* **DIRECTIONS FOR THIS TASK**: Among the lines of the records, please find those that contain the word "smooth" and copy them.

* **GIVEN DATA**:
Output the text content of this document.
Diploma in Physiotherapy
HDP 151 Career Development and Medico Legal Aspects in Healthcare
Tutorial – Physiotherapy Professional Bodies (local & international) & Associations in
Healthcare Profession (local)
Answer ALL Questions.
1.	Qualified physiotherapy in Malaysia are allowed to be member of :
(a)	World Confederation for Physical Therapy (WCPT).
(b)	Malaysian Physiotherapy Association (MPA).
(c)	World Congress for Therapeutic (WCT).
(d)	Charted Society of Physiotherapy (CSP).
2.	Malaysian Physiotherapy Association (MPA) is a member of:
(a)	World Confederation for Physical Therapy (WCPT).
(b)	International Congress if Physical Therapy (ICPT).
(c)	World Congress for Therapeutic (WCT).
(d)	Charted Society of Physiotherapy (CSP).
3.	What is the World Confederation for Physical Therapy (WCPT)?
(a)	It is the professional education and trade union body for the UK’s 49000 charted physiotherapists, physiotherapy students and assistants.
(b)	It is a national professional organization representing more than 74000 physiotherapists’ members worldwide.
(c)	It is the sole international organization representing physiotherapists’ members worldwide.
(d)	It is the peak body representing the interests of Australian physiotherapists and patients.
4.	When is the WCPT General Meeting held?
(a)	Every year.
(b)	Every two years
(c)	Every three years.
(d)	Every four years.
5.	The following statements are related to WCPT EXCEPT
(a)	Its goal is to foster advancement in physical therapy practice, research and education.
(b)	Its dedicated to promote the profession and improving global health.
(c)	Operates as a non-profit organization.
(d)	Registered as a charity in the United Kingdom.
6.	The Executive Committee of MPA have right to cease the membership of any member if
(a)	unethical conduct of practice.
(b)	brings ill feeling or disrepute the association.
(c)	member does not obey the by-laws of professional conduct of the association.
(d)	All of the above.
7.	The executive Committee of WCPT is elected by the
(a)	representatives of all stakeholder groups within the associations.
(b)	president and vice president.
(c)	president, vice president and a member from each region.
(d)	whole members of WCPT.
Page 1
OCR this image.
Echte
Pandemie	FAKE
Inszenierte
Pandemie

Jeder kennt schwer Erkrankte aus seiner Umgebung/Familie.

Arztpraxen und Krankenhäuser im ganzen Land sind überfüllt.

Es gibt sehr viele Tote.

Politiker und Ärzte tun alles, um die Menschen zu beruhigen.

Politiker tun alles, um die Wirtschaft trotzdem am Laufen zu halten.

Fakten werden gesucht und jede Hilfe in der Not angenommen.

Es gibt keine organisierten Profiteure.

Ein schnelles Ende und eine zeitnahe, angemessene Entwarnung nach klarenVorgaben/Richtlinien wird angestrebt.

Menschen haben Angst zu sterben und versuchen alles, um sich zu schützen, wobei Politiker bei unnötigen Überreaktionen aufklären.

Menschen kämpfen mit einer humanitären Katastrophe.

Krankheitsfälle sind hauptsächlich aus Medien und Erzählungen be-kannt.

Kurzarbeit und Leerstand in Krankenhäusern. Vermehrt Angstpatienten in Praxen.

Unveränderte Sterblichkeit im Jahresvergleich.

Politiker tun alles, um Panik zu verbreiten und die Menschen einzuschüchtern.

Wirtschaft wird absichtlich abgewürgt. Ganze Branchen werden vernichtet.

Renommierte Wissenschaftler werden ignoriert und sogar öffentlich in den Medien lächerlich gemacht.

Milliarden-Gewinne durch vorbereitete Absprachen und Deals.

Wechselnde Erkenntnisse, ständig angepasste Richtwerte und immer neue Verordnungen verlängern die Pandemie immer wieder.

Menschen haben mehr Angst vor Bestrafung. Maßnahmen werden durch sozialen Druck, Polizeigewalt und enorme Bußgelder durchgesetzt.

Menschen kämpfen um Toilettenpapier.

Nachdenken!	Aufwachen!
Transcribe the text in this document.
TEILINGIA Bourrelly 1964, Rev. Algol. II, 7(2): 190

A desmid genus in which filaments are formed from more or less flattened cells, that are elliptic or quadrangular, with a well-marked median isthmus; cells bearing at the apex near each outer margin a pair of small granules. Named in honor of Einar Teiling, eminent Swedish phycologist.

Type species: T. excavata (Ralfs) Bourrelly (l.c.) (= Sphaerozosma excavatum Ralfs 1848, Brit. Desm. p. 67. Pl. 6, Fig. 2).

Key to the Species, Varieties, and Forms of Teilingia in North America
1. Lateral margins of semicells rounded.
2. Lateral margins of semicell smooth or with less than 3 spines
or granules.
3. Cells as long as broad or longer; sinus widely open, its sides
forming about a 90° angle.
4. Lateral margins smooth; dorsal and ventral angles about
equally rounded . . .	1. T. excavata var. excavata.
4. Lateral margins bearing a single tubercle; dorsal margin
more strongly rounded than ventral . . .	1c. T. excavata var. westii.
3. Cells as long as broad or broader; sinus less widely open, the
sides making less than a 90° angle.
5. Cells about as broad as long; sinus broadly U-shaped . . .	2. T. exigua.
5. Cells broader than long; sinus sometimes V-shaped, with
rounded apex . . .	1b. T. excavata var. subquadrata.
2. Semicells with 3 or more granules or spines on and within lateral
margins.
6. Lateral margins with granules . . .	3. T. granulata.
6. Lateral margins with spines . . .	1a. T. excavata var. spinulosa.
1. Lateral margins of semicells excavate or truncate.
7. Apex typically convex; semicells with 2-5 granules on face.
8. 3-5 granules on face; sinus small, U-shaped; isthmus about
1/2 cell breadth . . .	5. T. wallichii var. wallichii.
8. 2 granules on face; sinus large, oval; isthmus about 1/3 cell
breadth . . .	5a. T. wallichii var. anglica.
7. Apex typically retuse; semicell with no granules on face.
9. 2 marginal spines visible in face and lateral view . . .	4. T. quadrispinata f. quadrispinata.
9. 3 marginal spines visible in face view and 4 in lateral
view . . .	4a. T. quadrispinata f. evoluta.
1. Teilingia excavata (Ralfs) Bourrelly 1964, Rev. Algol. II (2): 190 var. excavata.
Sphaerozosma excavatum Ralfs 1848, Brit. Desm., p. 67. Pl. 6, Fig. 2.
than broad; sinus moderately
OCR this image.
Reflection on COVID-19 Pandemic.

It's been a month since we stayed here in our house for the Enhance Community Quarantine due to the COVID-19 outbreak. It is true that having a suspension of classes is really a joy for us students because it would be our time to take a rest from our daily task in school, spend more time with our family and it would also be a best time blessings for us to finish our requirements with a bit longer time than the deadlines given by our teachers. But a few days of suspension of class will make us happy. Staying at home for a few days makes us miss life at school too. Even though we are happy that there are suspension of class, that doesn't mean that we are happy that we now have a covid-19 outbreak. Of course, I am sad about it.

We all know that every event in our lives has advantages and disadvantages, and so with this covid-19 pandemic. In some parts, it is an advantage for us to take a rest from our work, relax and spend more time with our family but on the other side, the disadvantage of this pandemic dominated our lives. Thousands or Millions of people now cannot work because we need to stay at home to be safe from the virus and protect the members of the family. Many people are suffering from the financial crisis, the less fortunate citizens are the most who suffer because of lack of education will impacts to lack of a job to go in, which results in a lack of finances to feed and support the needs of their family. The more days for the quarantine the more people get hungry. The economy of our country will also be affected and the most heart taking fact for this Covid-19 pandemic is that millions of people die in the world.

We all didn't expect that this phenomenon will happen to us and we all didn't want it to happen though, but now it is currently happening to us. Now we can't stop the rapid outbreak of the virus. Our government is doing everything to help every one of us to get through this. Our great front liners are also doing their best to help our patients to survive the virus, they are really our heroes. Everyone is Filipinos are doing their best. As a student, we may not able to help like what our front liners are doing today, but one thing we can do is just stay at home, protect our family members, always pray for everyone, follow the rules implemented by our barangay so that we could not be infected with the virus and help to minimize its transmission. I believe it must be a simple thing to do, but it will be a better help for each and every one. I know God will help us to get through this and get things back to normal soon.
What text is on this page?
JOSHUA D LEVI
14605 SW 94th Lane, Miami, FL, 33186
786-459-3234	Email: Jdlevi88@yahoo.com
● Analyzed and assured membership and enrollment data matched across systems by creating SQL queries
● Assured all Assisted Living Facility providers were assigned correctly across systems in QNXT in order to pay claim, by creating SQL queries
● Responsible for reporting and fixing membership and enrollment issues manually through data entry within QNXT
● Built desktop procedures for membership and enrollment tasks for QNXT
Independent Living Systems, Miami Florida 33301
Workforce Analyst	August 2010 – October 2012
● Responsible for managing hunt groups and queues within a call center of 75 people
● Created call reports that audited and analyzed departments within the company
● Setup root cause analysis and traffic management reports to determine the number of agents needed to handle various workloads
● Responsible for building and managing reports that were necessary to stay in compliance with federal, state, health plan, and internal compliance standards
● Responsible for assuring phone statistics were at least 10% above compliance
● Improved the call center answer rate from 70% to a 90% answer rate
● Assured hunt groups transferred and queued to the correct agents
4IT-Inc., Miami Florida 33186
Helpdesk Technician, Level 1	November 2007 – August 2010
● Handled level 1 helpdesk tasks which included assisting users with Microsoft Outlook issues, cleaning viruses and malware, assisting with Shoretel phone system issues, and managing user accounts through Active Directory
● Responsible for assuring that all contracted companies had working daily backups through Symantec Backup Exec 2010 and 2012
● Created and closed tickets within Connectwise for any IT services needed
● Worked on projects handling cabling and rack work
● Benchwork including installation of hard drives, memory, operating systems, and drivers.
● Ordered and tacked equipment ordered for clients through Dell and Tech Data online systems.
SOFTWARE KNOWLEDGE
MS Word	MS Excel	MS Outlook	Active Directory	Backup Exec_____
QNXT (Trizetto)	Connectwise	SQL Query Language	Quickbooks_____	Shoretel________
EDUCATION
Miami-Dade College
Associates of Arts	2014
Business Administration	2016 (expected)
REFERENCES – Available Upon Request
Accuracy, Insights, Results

* **COMPLETED TASK**:
2. Lateral margins of semicell smooth or with less than 3 spines
4. Lateral margins smooth; dorsal and ventral angles about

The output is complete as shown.